▸ **Work to complete**
Send back the entries below exactly as they appear.

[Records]
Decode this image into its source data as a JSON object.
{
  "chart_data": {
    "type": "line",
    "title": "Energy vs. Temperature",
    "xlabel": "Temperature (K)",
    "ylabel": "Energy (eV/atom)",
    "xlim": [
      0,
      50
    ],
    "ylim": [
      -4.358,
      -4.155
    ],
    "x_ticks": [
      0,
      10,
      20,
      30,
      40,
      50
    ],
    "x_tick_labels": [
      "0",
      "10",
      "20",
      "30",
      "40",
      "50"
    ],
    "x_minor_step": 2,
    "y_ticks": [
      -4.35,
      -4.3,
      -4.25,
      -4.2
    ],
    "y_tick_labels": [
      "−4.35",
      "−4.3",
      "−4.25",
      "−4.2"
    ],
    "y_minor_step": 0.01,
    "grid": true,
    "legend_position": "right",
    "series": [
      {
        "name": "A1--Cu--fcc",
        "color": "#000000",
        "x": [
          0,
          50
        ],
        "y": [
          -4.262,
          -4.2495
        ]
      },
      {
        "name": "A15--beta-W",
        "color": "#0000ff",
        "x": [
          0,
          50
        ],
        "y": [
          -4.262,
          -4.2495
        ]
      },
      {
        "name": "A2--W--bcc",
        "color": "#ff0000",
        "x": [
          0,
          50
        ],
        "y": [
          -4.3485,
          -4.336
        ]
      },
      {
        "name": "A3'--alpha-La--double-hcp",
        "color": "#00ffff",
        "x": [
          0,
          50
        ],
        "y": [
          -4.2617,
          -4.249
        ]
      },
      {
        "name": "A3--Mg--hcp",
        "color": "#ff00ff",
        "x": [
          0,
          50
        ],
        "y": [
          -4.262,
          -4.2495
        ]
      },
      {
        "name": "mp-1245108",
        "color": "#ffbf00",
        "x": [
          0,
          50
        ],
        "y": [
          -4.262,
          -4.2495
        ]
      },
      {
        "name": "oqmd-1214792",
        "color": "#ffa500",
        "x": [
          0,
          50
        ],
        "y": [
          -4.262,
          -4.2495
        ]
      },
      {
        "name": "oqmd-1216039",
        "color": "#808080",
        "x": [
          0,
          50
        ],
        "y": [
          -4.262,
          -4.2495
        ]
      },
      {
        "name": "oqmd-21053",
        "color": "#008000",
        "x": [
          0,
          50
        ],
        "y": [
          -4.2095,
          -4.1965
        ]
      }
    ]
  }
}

▸ **Exercise output**
Decode this image into its source data as a JSON object.
{
  "chart_data": {
    "type": "line",
    "title": "Energy vs. Temperature",
    "xlabel": "Temperature (K)",
    "ylabel": "Energy (eV/atom)",
    "xlim": [
      0,
      50
    ],
    "ylim": [
      -4.358,
      -4.155
    ],
    "x_ticks": [
      0,
      10,
      20,
      30,
      40,
      50
    ],
    "x_tick_labels": [
      "0",
      "10",
      "20",
      "30",
      "40",
      "50"
    ],
    "x_minor_step": 2,
    "y_ticks": [
      -4.35,
      -4.3,
      -4.25,
      -4.2
    ],
    "y_tick_labels": [
      "−4.35",
      "−4.3",
      "−4.25",
      "−4.2"
    ],
    "y_minor_step": 0.01,
    "grid": true,
    "legend_position": "right",
    "series": [
      {
        "name": "A1--Cu--fcc",
        "color": "#000000",
        "x": [
          0,
          50
        ],
        "y": [
          -4.262,
          -4.2495
        ]
      },
      {
        "name": "A15--beta-W",
        "color": "#0000ff",
        "x": [
          0,
          50
        ],
        "y": [
          -4.262,
          -4.2495
        ]
      },
      {
        "name": "A2--W--bcc",
        "color": "#ff0000",
        "x": [
          0,
          50
        ],
        "y": [
          -4.3485,
          -4.336
        ]
      },
      {
        "name": "A3'--alpha-La--double-hcp",
        "color": "#00ffff",
        "x": [
          0,
          50
        ],
        "y": [
          -4.2617,
          -4.249
        ]
      },
      {
        "name": "A3--Mg--hcp",
        "color": "#ff00ff",
        "x": [
          0,
          50
        ],
        "y": [
          -4.262,
          -4.2495
        ]
      },
      {
        "name": "mp-1245108",
        "color": "#ffbf00",
        "x": [
          0,
          50
        ],
        "y": [
          -4.262,
          -4.2495
        ]
      },
      {
        "name": "oqmd-1214792",
        "color": "#ffa500",
        "x": [
          0,
          50
        ],
        "y": [
          -4.262,
          -4.2495
        ]
      },
      {
        "name": "oqmd-1216039",
        "color": "#808080",
        "x": [
          0,
          50
        ],
        "y": [
          -4.262,
          -4.2495
        ]
      },
      {
        "name": "oqmd-21053",
        "color": "#008000",
        "x": [
          0,
          50
        ],
        "y": [
          -4.2095,
          -4.1965
        ]
      }
    ]
  }
}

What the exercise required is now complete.